What this task involves: Every line of the records below should be restated exactly.
===== Recorded data
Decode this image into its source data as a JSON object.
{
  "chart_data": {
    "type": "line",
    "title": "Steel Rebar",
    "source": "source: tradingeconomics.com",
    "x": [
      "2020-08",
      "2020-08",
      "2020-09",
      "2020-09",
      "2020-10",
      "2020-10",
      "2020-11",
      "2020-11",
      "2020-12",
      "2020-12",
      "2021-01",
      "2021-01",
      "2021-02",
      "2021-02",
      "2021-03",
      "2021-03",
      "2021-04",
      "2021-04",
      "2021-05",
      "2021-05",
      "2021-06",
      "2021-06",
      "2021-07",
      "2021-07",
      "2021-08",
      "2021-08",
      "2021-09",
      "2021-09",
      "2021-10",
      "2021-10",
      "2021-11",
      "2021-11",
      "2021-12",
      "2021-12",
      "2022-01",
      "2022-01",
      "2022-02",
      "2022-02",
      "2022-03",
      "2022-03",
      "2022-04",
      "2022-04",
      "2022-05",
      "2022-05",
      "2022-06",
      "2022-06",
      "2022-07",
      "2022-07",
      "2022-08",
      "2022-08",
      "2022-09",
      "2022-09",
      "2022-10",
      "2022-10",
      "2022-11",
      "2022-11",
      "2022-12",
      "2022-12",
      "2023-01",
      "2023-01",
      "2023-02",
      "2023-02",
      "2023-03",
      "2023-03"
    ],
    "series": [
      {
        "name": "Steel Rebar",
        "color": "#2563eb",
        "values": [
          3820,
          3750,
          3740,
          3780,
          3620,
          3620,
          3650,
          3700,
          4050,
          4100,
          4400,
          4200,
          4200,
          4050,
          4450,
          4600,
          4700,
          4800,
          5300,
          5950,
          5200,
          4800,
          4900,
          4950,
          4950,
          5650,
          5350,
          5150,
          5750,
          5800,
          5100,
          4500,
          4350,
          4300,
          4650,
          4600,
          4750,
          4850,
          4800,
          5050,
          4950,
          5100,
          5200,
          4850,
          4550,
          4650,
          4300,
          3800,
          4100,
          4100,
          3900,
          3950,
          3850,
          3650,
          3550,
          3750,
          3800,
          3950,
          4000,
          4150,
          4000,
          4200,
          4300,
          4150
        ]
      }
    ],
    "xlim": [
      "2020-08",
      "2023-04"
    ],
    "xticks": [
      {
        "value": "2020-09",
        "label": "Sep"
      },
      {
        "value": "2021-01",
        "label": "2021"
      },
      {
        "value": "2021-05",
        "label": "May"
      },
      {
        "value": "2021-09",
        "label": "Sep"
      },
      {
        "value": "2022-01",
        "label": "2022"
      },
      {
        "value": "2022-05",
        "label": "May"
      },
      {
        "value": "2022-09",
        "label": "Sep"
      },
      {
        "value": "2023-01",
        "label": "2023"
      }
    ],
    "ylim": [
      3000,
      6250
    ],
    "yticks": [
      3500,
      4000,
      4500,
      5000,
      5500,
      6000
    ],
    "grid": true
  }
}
==========
Expected output:
Decode this image into its source data as a JSON object.
{
  "chart_data": {
    "type": "line",
    "title": "Steel Rebar",
    "source": "source: tradingeconomics.com",
    "x": [
      "2020-08",
      "2020-08",
      "2020-09",
      "2020-09",
      "2020-10",
      "2020-10",
      "2020-11",
      "2020-11",
      "2020-12",
      "2020-12",
      "2021-01",
      "2021-01",
      "2021-02",
      "2021-02",
      "2021-03",
      "2021-03",
      "2021-04",
      "2021-04",
      "2021-05",
      "2021-05",
      "2021-06",
      "2021-06",
      "2021-07",
      "2021-07",
      "2021-08",
      "2021-08",
      "2021-09",
      "2021-09",
      "2021-10",
      "2021-10",
      "2021-11",
      "2021-11",
      "2021-12",
      "2021-12",
      "2022-01",
      "2022-01",
      "2022-02",
      "2022-02",
      "2022-03",
      "2022-03",
      "2022-04",
      "2022-04",
      "2022-05",
      "2022-05",
      "2022-06",
      "2022-06",
      "2022-07",
      "2022-07",
      "2022-08",
      "2022-08",
      "2022-09",
      "2022-09",
      "2022-10",
      "2022-10",
      "2022-11",
      "2022-11",
      "2022-12",
      "2022-12",
      "2023-01",
      "2023-01",
      "2023-02",
      "2023-02",
      "2023-03",
      "2023-03"
    ],
    "series": [
      {
        "name": "Steel Rebar",
        "color": "#2563eb",
        "values": [
          3820,
          3750,
          3740,
          3780,
          3620,
          3620,
          3650,
          3700,
          4050,
          4100,
          4400,
          4200,
          4200,
          4050,
          4450,
          4600,
          4700,
          4800,
          5300,
          5950,
          5200,
          4800,
          4900,
          4950,
          4950,
          5650,
          5350,
          5150,
          5750,
          5800,
          5100,
          4500,
          4350,
          4300,
          4650,
          4600,
          4750,
          4850,
          4800,
          5050,
          4950,
          5100,
          5200,
          4850,
          4550,
          4650,
          4300,
          3800,
          4100,
          4100,
          3900,
          3950,
          3850,
          3650,
          3550,
          3750,
          3800,
          3950,
          4000,
          4150,
          4000,
          4200,
          4300,
          4150
        ]
      }
    ],
    "xlim": [
      "2020-08",
      "2023-04"
    ],
    "xticks": [
      {
        "value": "2020-09",
        "label": "Sep"
      },
      {
        "value": "2021-01",
        "label": "2021"
      },
      {
        "value": "2021-05",
        "label": "May"
      },
      {
        "value": "2021-09",
        "label": "Sep"
      },
      {
        "value": "2022-01",
        "label": "2022"
      },
      {
        "value": "2022-05",
        "label": "May"
      },
      {
        "value": "2022-09",
        "label": "Sep"
      },
      {
        "value": "2023-01",
        "label": "2023"
      }
    ],
    "ylim": [
      3000,
      6250
    ],
    "yticks": [
      3500,
      4000,
      4500,
      5000,
      5500,
      6000
    ],
    "grid": true
  }
}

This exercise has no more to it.